◆ Given task
Gather every line of the entries that includes the word "Cykelstölder".

[START Entries]

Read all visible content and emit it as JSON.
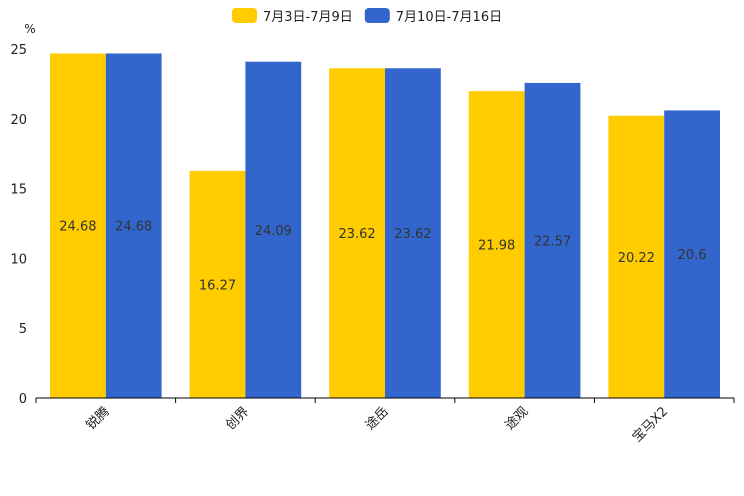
{
  "chart_data": {
    "type": "bar",
    "title": "",
    "xlabel": "",
    "ylabel": "%",
    "ylim": [
      0,
      25
    ],
    "yticks": [
      0,
      5,
      10,
      15,
      20,
      25
    ],
    "categories": [
      "锐腾",
      "创界",
      "途岳",
      "途观",
      "宝马X2"
    ],
    "series": [
      {
        "name": "7月3日-7月9日",
        "color": "#FFCC00",
        "values": [
          24.68,
          16.27,
          23.62,
          21.98,
          20.22
        ],
        "labels": [
          "24.68",
          "16.27",
          "23.62",
          "21.98",
          "20.22"
        ]
      },
      {
        "name": "7月10日-7月16日",
        "color": "#3366CC",
        "values": [
          24.68,
          24.09,
          23.62,
          22.57,
          20.6
        ],
        "labels": [
          "24.68",
          "24.09",
          "23.62",
          "22.57",
          "20.6"
        ]
      }
    ],
    "grid": false,
    "legend": "top-center"
  }
}
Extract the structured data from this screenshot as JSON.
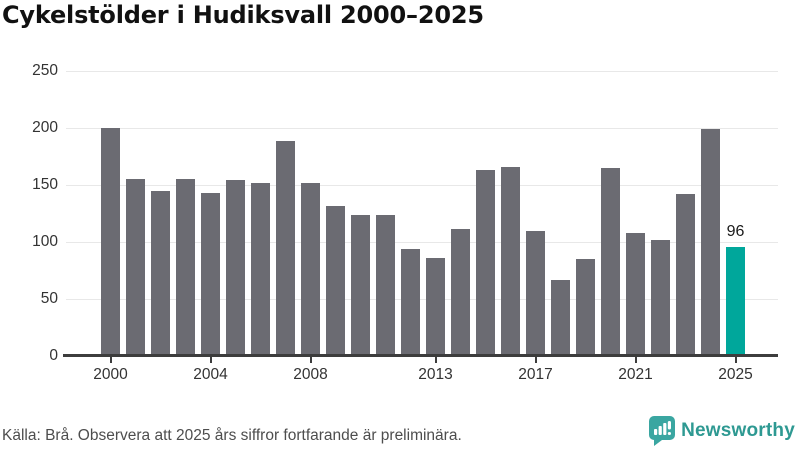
{
  "title": "Cykelstölder i Hudiksvall 2000–2025",
  "footer": {
    "source_note": "Källa: Brå. Observera att 2025 års siffror fortfarande är preliminära.",
    "brand": "Newsworthy",
    "logo_icon": "bar-chart-speech-bubble-icon"
  },
  "colors": {
    "bar": "#6b6b72",
    "highlight": "#00a79b",
    "axis": "#3d3d3d",
    "gridline": "#e8e8e8",
    "tick_label": "#333333",
    "title_text": "#111111",
    "footer_text": "#4d4d4d",
    "brand_teal": "#2e9992",
    "logo_teal": "#3aa6a1"
  },
  "chart_data": {
    "type": "bar",
    "title": "Cykelstölder i Hudiksvall 2000–2025",
    "categories": [
      2000,
      2001,
      2002,
      2003,
      2004,
      2005,
      2006,
      2007,
      2008,
      2009,
      2010,
      2011,
      2012,
      2013,
      2014,
      2015,
      2016,
      2017,
      2018,
      2019,
      2020,
      2021,
      2022,
      2023,
      2024,
      2025
    ],
    "values": [
      200,
      155,
      145,
      155,
      143,
      154,
      152,
      189,
      152,
      132,
      124,
      124,
      94,
      86,
      111,
      163,
      166,
      110,
      67,
      85,
      165,
      108,
      102,
      142,
      199,
      96
    ],
    "highlight_index": 25,
    "highlight_label": "96",
    "x_tick_years": [
      2000,
      2004,
      2008,
      2013,
      2017,
      2021,
      2025
    ],
    "y_ticks": [
      0,
      50,
      100,
      150,
      200,
      250
    ],
    "ylim": [
      0,
      250
    ],
    "xlabel": "",
    "ylabel": "",
    "grid": "horizontal",
    "legend": "none"
  }
}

[END Entries]

◆ Result for this exercise
  "title": "Cykelstölder i Hudiksvall 2000–2025",
    "title": "Cykelstölder i Hudiksvall 2000–2025",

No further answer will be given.